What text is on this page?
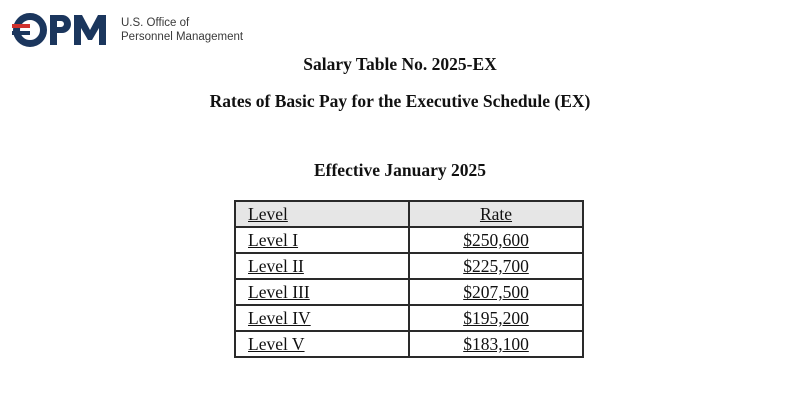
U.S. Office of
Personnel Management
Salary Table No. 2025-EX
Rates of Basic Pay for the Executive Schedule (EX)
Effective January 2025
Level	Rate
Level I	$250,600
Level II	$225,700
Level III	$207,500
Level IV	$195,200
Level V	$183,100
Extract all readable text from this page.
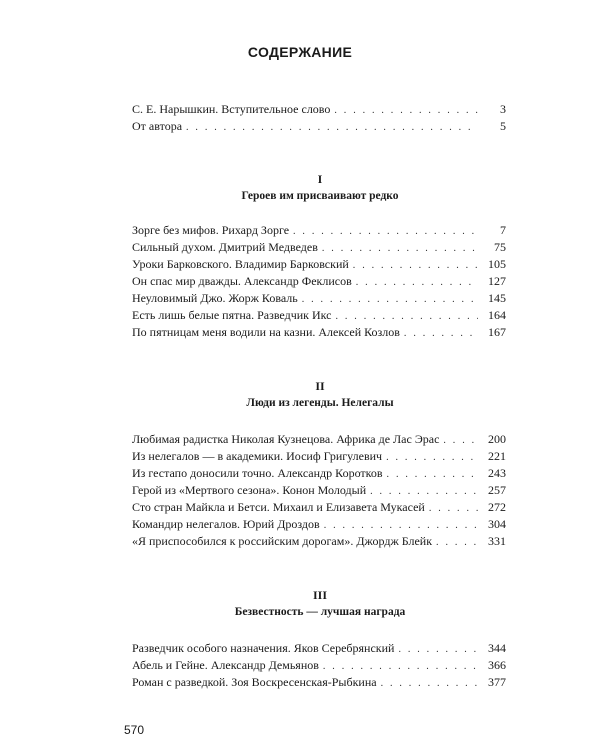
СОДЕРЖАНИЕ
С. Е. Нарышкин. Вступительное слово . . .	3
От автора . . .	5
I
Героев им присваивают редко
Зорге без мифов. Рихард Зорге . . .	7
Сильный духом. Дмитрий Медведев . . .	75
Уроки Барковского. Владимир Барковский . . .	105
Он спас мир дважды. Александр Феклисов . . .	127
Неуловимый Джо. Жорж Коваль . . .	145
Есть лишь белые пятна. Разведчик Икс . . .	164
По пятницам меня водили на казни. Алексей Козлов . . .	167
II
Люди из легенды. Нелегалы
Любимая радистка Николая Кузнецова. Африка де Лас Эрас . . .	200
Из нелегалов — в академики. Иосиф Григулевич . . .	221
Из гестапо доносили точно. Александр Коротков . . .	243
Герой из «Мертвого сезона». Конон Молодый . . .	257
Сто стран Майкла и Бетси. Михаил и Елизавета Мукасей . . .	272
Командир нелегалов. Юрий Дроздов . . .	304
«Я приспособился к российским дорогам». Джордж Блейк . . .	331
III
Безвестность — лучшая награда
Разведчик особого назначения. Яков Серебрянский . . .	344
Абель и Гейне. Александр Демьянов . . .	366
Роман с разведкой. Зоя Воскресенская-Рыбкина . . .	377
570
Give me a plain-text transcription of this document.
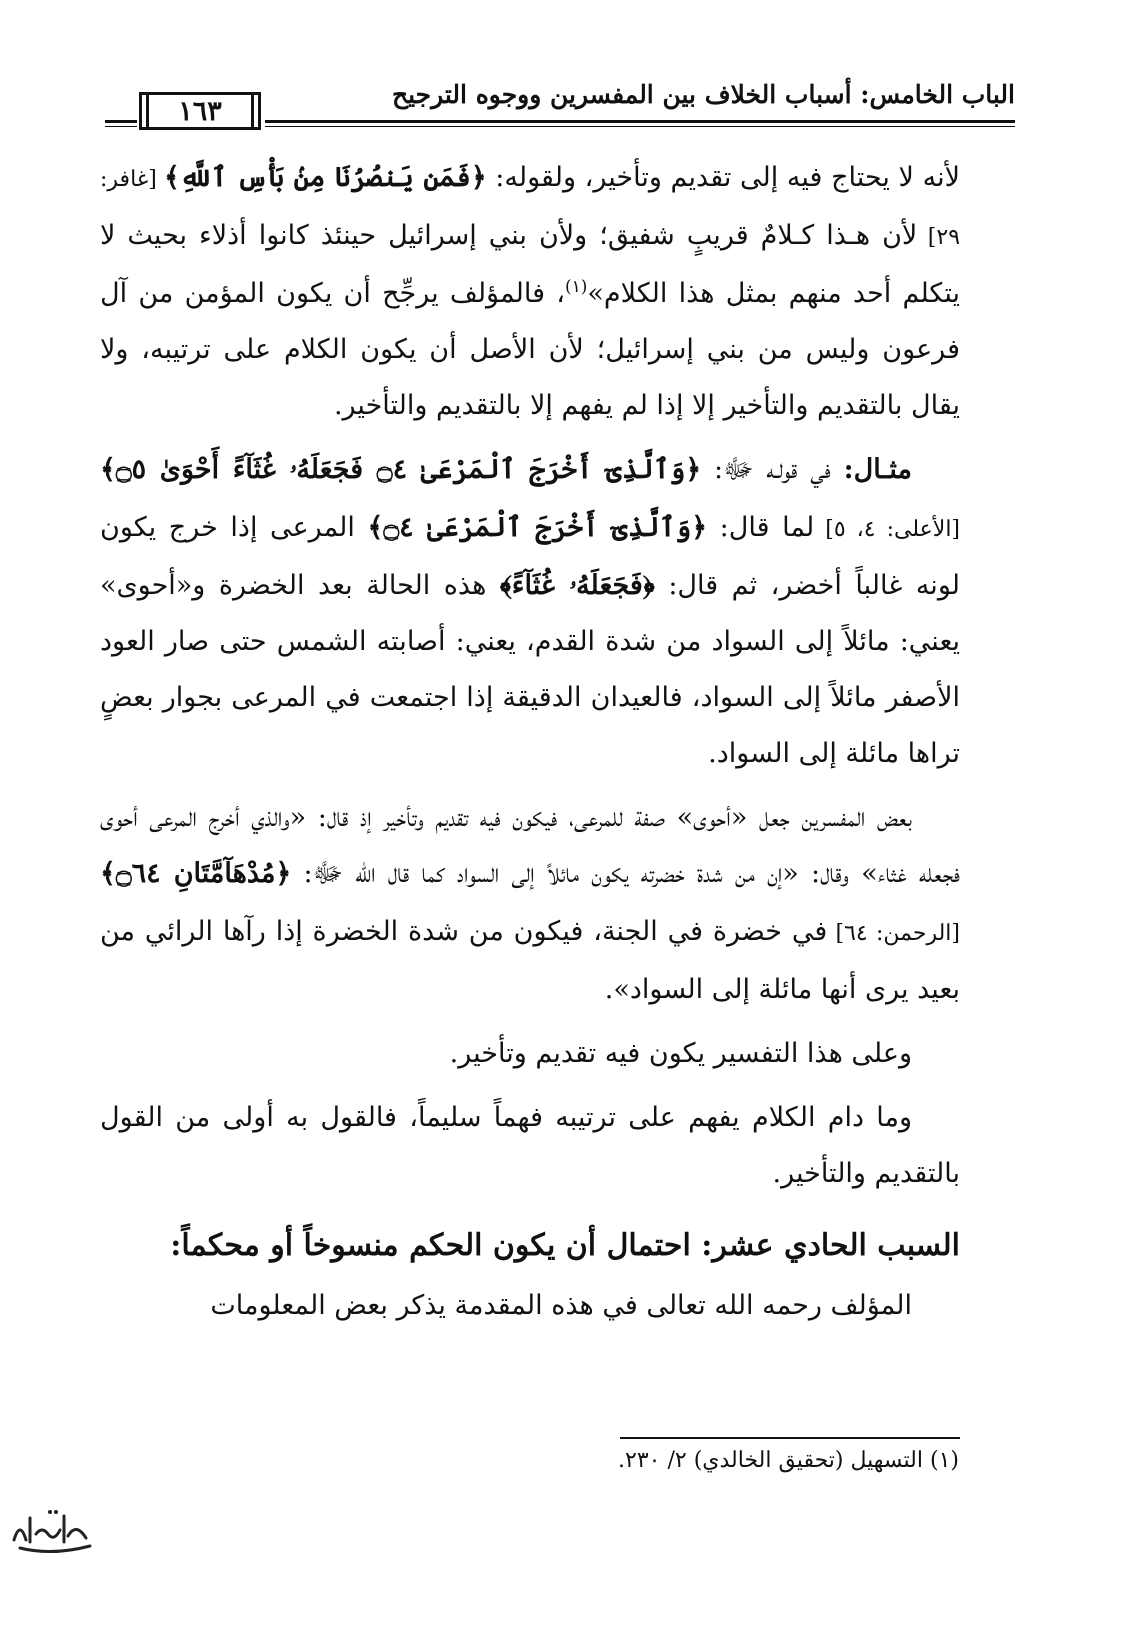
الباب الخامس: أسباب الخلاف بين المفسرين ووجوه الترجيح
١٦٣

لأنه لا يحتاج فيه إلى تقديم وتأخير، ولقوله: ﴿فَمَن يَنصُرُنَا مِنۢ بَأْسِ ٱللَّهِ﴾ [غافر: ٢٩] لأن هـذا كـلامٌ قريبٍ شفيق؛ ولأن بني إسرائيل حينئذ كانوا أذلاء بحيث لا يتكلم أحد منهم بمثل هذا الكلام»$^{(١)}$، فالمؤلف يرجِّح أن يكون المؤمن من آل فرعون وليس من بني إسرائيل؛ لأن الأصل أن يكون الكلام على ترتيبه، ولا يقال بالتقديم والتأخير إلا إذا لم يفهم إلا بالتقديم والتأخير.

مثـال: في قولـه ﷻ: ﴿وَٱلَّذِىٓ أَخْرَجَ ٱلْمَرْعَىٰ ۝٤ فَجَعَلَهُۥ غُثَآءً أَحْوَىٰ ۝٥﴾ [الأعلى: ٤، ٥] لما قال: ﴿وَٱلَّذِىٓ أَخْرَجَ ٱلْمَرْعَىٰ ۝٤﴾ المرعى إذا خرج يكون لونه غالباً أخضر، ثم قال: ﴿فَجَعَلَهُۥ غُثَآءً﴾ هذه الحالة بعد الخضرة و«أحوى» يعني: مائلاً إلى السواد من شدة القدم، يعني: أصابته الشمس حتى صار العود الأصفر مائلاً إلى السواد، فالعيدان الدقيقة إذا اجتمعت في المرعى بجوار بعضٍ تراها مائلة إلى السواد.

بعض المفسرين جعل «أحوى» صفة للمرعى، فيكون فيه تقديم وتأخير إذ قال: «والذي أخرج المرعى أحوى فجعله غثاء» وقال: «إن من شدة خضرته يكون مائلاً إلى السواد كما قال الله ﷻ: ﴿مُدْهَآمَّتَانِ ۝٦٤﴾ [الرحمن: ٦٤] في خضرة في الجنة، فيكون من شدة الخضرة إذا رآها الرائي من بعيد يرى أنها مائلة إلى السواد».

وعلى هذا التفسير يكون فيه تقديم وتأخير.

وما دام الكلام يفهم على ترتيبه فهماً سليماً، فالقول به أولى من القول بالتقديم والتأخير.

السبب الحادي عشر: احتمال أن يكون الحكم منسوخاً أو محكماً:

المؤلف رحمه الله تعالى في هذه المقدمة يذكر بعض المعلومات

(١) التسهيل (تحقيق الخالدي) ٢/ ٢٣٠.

__SHORT TASK__
Omit any images, then output the listing exactly.

__REPLY TO THE TASK__
What text is on this page?
U.S. Office of
Personnel Management
Salary Table No. 2025-EX
Rates of Basic Pay for the Executive Schedule (EX)
Effective January 2025
Level	Rate
Level I	$250,600
Level II	$225,700
Level III	$207,500
Level IV	$195,200
Level V	$183,100
Extract all readable text from this page.
СОДЕРЖАНИЕ
С. Е. Нарышкин. Вступительное слово . . .	3
От автора . . .	5
I
Героев им присваивают редко
Зорге без мифов. Рихард Зорге . . .	7
Сильный духом. Дмитрий Медведев . . .	75
Уроки Барковского. Владимир Барковский . . .	105
Он спас мир дважды. Александр Феклисов . . .	127
Неуловимый Джо. Жорж Коваль . . .	145
Есть лишь белые пятна. Разведчик Икс . . .	164
По пятницам меня водили на казни. Алексей Козлов . . .	167
II
Люди из легенды. Нелегалы
Любимая радистка Николая Кузнецова. Африка де Лас Эрас . . .	200
Из нелегалов — в академики. Иосиф Григулевич . . .	221
Из гестапо доносили точно. Александр Коротков . . .	243
Герой из «Мертвого сезона». Конон Молодый . . .	257
Сто стран Майкла и Бетси. Михаил и Елизавета Мукасей . . .	272
Командир нелегалов. Юрий Дроздов . . .	304
«Я приспособился к российским дорогам». Джордж Блейк . . .	331
III
Безвестность — лучшая награда
Разведчик особого назначения. Яков Серебрянский . . .	344
Абель и Гейне. Александр Демьянов . . .	366
Роман с разведкой. Зоя Воскресенская-Рыбкина . . .	377
570
Give me a plain-text transcription of this document.
الباب الخامس: أسباب الخلاف بين المفسرين ووجوه الترجيح
١٦٣

لأنه لا يحتاج فيه إلى تقديم وتأخير، ولقوله: ﴿فَمَن يَنصُرُنَا مِنۢ بَأْسِ ٱللَّهِ﴾ [غافر: ٢٩] لأن هـذا كـلامٌ قريبٍ شفيق؛ ولأن بني إسرائيل حينئذ كانوا أذلاء بحيث لا يتكلم أحد منهم بمثل هذا الكلام»$^{(١)}$، فالمؤلف يرجِّح أن يكون المؤمن من آل فرعون وليس من بني إسرائيل؛ لأن الأصل أن يكون الكلام على ترتيبه، ولا يقال بالتقديم والتأخير إلا إذا لم يفهم إلا بالتقديم والتأخير.

مثـال: في قولـه ﷻ: ﴿وَٱلَّذِىٓ أَخْرَجَ ٱلْمَرْعَىٰ ۝٤ فَجَعَلَهُۥ غُثَآءً أَحْوَىٰ ۝٥﴾ [الأعلى: ٤، ٥] لما قال: ﴿وَٱلَّذِىٓ أَخْرَجَ ٱلْمَرْعَىٰ ۝٤﴾ المرعى إذا خرج يكون لونه غالباً أخضر، ثم قال: ﴿فَجَعَلَهُۥ غُثَآءً﴾ هذه الحالة بعد الخضرة و«أحوى» يعني: مائلاً إلى السواد من شدة القدم، يعني: أصابته الشمس حتى صار العود الأصفر مائلاً إلى السواد، فالعيدان الدقيقة إذا اجتمعت في المرعى بجوار بعضٍ تراها مائلة إلى السواد.

بعض المفسرين جعل «أحوى» صفة للمرعى، فيكون فيه تقديم وتأخير إذ قال: «والذي أخرج المرعى أحوى فجعله غثاء» وقال: «إن من شدة خضرته يكون مائلاً إلى السواد كما قال الله ﷻ: ﴿مُدْهَآمَّتَانِ ۝٦٤﴾ [الرحمن: ٦٤] في خضرة في الجنة، فيكون من شدة الخضرة إذا رآها الرائي من بعيد يرى أنها مائلة إلى السواد».

وعلى هذا التفسير يكون فيه تقديم وتأخير.

وما دام الكلام يفهم على ترتيبه فهماً سليماً، فالقول به أولى من القول بالتقديم والتأخير.

السبب الحادي عشر: احتمال أن يكون الحكم منسوخاً أو محكماً:

المؤلف رحمه الله تعالى في هذه المقدمة يذكر بعض المعلومات

(١) التسهيل (تحقيق الخالدي) ٢/ ٢٣٠.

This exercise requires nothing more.